It's interesting to note that when I did sweep the sub full range, there was some tiny analog leakage in my system into the other channel (barely audible, could have been 60 dB down), and there was enough high frequency leakage into the other channel so that the impulse measurement of the sub showed up as identical timing to the mains! In other words, REW got a "clue" from the slight high frequency leakage that made it think the sub was timed the same as the mains; I saw a narrow initial impulse in the sub display, which I intuitively knew as wrong. But when I muted the other channel, then the sub time delay measurement returned to its extreme that we see in these measurements.

Interesting about the usefulness of the sharp loopback signal, I have to take another measurement muting the other channel in my analog system, but anyway, I don't think that's relevant to the discussion, I believe I had a good loopback timing reference for these measurements. Even when I sweeped the sub full range and when I had the HF leakage in the other channel, you can clearly see where the sub impulse begins, 10 or more ms. after the initial short impulse.



> Your XO is very steep (high order) such that the XO range is very narrow (about 55-85 Hz) and thus the phase matching is not overly critical as it impacts the SPL in only a very narrow range. The more important issue is that the delay/timing is reasonable at the XO.
> View attachment 39832
> 
> 
> ...


Did you make the timing offset using the "estimate IR delay/shift IR" settings in REW? I don't see any other way to shift that. I also don't see any way to reverse that "shift IR" setting once you perform it, and there are times when I would want to see the genuine time of flight... ???

Items stored from a collection:
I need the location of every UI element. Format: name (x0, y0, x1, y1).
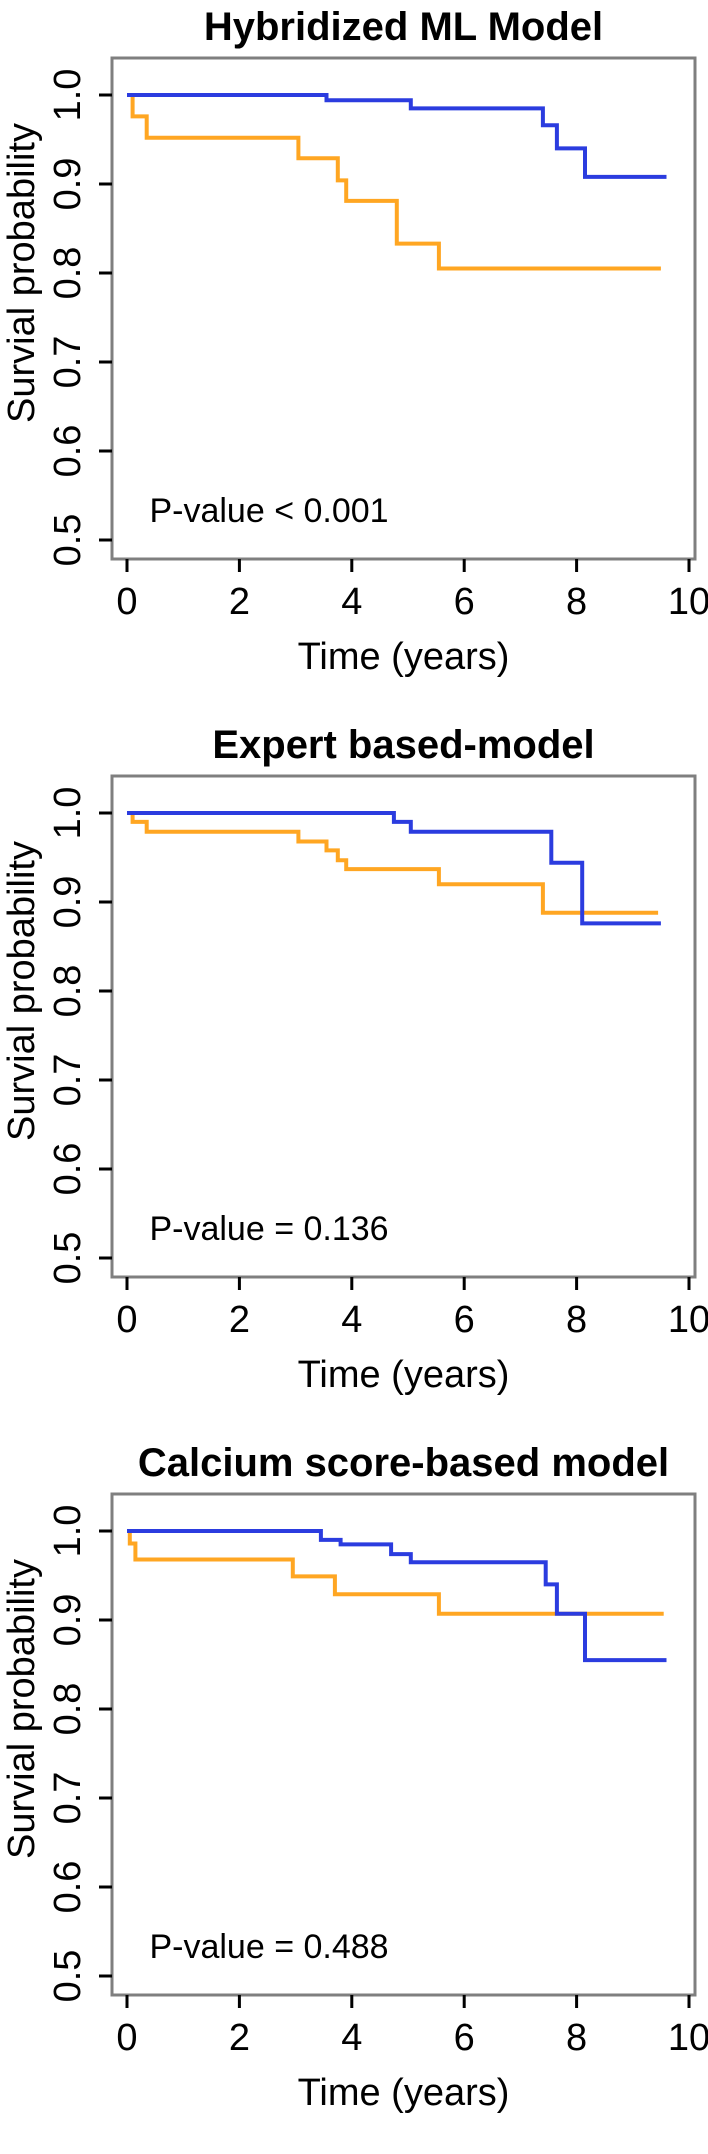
y-axis-label: Survial probability (1, 841, 43, 1141)
x-tick-label: 2 (229, 1299, 250, 1341)
x-tick-label: 6 (454, 581, 475, 623)
x-tick-label: 10 (668, 581, 708, 623)
y-tick-label: 0.6 (47, 1143, 89, 1196)
y-tick-label: 0.8 (47, 1683, 89, 1736)
x-tick-label: 10 (668, 2017, 708, 2059)
y-tick-label: 1.0 (47, 787, 89, 840)
x-tick-label: 6 (454, 2017, 475, 2059)
x-tick-label: 8 (566, 1299, 587, 1341)
x-tick-label: 2 (229, 581, 250, 623)
x-tick-label: 0 (116, 2017, 137, 2059)
survival-panel-hybridized-ml-model: Hybridized ML Model 1.0 0.9 0.8 0.7 0.6 0.5 0 2 4… (0, 0, 708, 718)
y-tick-label: 0.7 (47, 336, 89, 389)
x-tick-label: 10 (668, 1299, 708, 1341)
y-tick-label: 0.5 (47, 514, 89, 567)
y-tick-label: 0.9 (47, 876, 89, 929)
x-axis-label: Time (years) (298, 636, 510, 678)
p-value-label: P-value = 0.488 (149, 1928, 388, 1966)
y-axis-label: Survial probability (1, 1559, 43, 1859)
km-chart-svg: Calcium score-based model 1.0 0.9 0.8 0.7 0.6… (1, 1441, 708, 2114)
y-tick-label: 0.6 (47, 1861, 89, 1914)
y-tick-label: 0.7 (47, 1772, 89, 1825)
x-tick-label: 6 (454, 1299, 475, 1341)
x-tick-label: 8 (566, 2017, 587, 2059)
chart-title: Calcium score-based model (138, 1441, 669, 1485)
x-tick-label: 4 (341, 1299, 362, 1341)
x-tick-label: 0 (116, 1299, 137, 1341)
y-tick-label: 0.5 (47, 1232, 89, 1285)
x-tick-label: 4 (341, 581, 362, 623)
y-tick-label: 0.8 (47, 247, 89, 300)
p-value-label: P-value < 0.001 (149, 492, 388, 530)
chart-title: Hybridized ML Model (204, 5, 603, 49)
survival-curve-orange-group (127, 1529, 664, 1616)
survival-curve-orange-group (127, 93, 661, 271)
y-tick-label: 0.6 (47, 425, 89, 478)
y-tick-label: 1.0 (47, 69, 89, 122)
km-chart-svg: Hybridized ML Model 1.0 0.9 0.8 0.7 0.6 0.5 0 2 4… (1, 5, 708, 678)
x-axis-label: Time (years) (298, 1354, 510, 1396)
survival-curve-orange-group (127, 811, 659, 915)
x-tick-label: 0 (116, 581, 137, 623)
survival-curve-blue-group (127, 811, 661, 926)
plot-box (110, 1492, 697, 1997)
p-value-label: P-value = 0.136 (149, 1210, 388, 1248)
y-tick-label: 0.9 (47, 1594, 89, 1647)
x-tick-label: 4 (341, 2017, 362, 2059)
x-tick-label: 8 (566, 581, 587, 623)
plot-box (110, 56, 697, 561)
survival-panel-calcium-score-based-model: Calcium score-based model 1.0 0.9 0.8 0.7 0.6… (0, 1436, 708, 2154)
x-tick-label: 2 (229, 2017, 250, 2059)
survival-curve-blue-group (127, 93, 667, 179)
y-tick-label: 1.0 (47, 1505, 89, 1558)
y-tick-label: 0.9 (47, 158, 89, 211)
x-axis-label: Time (years) (298, 2072, 510, 2114)
y-axis-label: Survial probability (1, 123, 43, 423)
y-tick-label: 0.8 (47, 965, 89, 1018)
survival-panel-expert-based-model: Expert based-model 1.0 0.9 0.8 0.7 0.6 0.5 0 2 4 6… (0, 718, 708, 1436)
y-tick-label: 0.5 (47, 1950, 89, 2003)
plot-box (110, 774, 697, 1279)
survival-curve-blue-group (127, 1529, 667, 1663)
chart-title: Expert based-model (212, 723, 594, 767)
y-tick-label: 0.7 (47, 1054, 89, 1107)
km-chart-svg: Expert based-model 1.0 0.9 0.8 0.7 0.6 0.5 0 2 4 6… (1, 723, 708, 1396)
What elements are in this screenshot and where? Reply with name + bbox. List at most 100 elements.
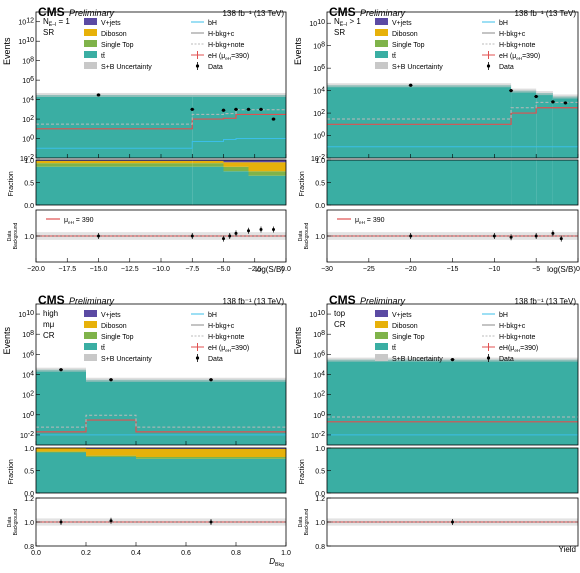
y-tick-label: 104	[22, 96, 34, 105]
legend-swatch	[375, 321, 388, 328]
frac-diboson	[36, 160, 193, 164]
legend-swatch	[84, 29, 97, 36]
frac-diboson	[136, 448, 286, 457]
x-tick-label: 0.6	[181, 550, 191, 557]
category-label-part: E̅–l	[340, 21, 348, 28]
legend-label: V+jets	[101, 312, 121, 319]
ttbar-bar	[192, 94, 224, 158]
legend-label: tt̄	[392, 52, 396, 60]
ratio-plot: 0.8 1.0 1.2 Data Background	[298, 496, 579, 551]
y-tick-label-part: 10	[22, 413, 30, 420]
ttbar-bar	[86, 379, 136, 445]
frac-diboson	[248, 162, 261, 172]
legend-item: bH	[191, 312, 217, 319]
x-axis-label-part: Bkg	[275, 562, 284, 568]
ttbar-bar	[327, 359, 578, 445]
y-tick-label-part: 10	[20, 156, 28, 163]
legend-label: H-bkg+note	[499, 42, 535, 49]
y-tick-label-part: 6	[30, 350, 34, 357]
ttbar-bar	[511, 90, 537, 158]
ratio-plot: 0.8 1.0 1.2 Data Background	[7, 496, 287, 551]
y-tick-label-part: 10	[313, 373, 321, 380]
y-tick-label: 106	[313, 64, 325, 73]
category-label-part: N	[334, 17, 340, 26]
y-tick-label: 108	[313, 42, 325, 51]
legend-item: S+B Uncertainty	[375, 62, 443, 71]
x-tick-label: −12.5	[121, 266, 139, 273]
legend-item: Single Top	[84, 332, 134, 341]
frac-ttbar	[327, 448, 578, 493]
legend-item: Data	[486, 62, 514, 71]
frac-vjets	[236, 160, 249, 163]
y-tick-label: 100	[313, 411, 325, 420]
legend-swatch	[84, 321, 97, 328]
ratio-axis-label-1: Data	[298, 231, 304, 242]
uncertainty-band	[327, 83, 512, 88]
y-tick-label-part: 10	[313, 66, 321, 73]
ratio-tick-label: 1.0	[315, 234, 325, 241]
legend-swatch	[375, 18, 388, 25]
y-axis-label: Events	[2, 326, 12, 354]
frac-singletop	[136, 457, 286, 459]
legend-label-part: eH	[514, 348, 520, 353]
x-tick-label: −15	[447, 266, 459, 273]
legend-label: Diboson	[101, 323, 127, 330]
frac-diboson	[86, 448, 136, 456]
y-tick-label-part: 10	[18, 312, 26, 319]
eH-line	[36, 113, 286, 130]
bH-line	[36, 138, 286, 149]
y-tick-label: 104	[22, 371, 34, 380]
frac-ttbar	[236, 171, 249, 205]
y-tick-label-part: 10	[20, 433, 28, 440]
y-tick-label-part: 4	[30, 371, 34, 378]
frac-singletop	[86, 455, 136, 457]
frac-singletop	[261, 171, 274, 176]
y-tick-label: 106	[313, 350, 325, 359]
y-tick-label-part: 10	[313, 44, 321, 51]
ratio-tick-label: 1.0	[24, 234, 34, 241]
frac-vjets	[261, 160, 274, 163]
y-tick-label: 100	[22, 411, 34, 420]
x-tick-label: 0.8	[231, 550, 241, 557]
legend-label: S+B Uncertainty	[101, 64, 152, 71]
legend-item: Diboson	[84, 29, 127, 38]
y-tick-label: 102	[22, 391, 34, 400]
y-axis-label: Events	[293, 37, 303, 65]
y-tick-label: 106	[22, 76, 34, 85]
preliminary-label: Preliminary	[69, 296, 115, 306]
legend-label-part: eH (μ	[208, 345, 225, 352]
y-tick-label-part: 8	[321, 330, 325, 337]
frac-tick-label: 0.5	[315, 181, 325, 188]
legend: V+jets bH Diboson H-bkg+c Single Top H-bkg+no…	[84, 18, 249, 71]
category-label-part: = 1	[56, 17, 70, 26]
legend-item: Data	[195, 62, 223, 71]
ratio-tick-label: 1.0	[24, 520, 34, 527]
ratio-axis-label-1: Data	[7, 517, 13, 528]
y-tick-label: 1010	[309, 19, 325, 28]
uncertainty-band	[511, 88, 537, 93]
legend-label: Data	[208, 356, 223, 363]
category-label-part: > 1	[347, 17, 361, 26]
category-label-part: high	[43, 309, 58, 318]
y-tick-label: 104	[313, 87, 325, 96]
frac-ttbar	[192, 166, 224, 205]
y-tick-label-part: 8	[30, 57, 34, 64]
hbkg-note-line	[36, 109, 286, 125]
y-tick-label: 10-2	[20, 431, 34, 440]
y-tick-label: 100	[22, 135, 34, 144]
legend-label: H-bkg+c	[208, 31, 235, 38]
legend-item: H-bkg+note	[482, 42, 535, 49]
legend-swatch	[375, 354, 388, 361]
legend-item: tt̄	[84, 51, 105, 60]
frac-vjets	[86, 448, 136, 449]
y-tick-label: 106	[22, 350, 34, 359]
legend-label: Data	[208, 64, 223, 71]
legend-label: eH (μeH=390)	[208, 345, 249, 353]
legend-label: Data	[499, 64, 514, 71]
y-tick-label-part: 10	[309, 21, 317, 28]
legend-item: H-bkg+note	[191, 42, 244, 49]
y-tick-label-part: 12	[26, 18, 34, 25]
y-tick-label: 1010	[18, 37, 34, 46]
eH-line	[36, 419, 286, 433]
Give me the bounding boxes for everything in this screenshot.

◆ Tasks for this exercise
**A)** Using the subwoofer timing post, explain in one to three sentences why the sub's impulse measurement first showed the same timing as the mains.
**B)** For each statement, say whether the subwoofer timing post agrees, and quote the words that decide it:
(i) The leakage into the other channel was clearly audible.
(ii) Muting the other channel brought the sub time delay measurement back to its extreme.
(iii) The poster found a way to reverse the "shift IR" setting after applying it.
**C)** List every quantity that the subwoofer timing post gives with a unit of measurement.

◆ The replies
**A)** During the full-range sweep, a small amount of high-frequency signal leaked into the other channel. That leakage gave REW a "clue," so it treated the sub as timed the same as the mains. With the other channel muted, the sub's delay measurement went back to its extreme value.

**B)**
(i) No: "barely audible, could have been 60 dB down"
(ii) Yes: "But when I muted the other channel, then the sub time delay measurement returned to its extreme that we see in these measurements."
(iii) No: "I also don't see any way to reverse that "shift IR" setting once you perform it"

**C)**
- 60 dB ("could have been 60 dB down")
- 10 or more ms ("10 or more ms. after the initial short impulse")
- about 55-85 Hz (the crossover range)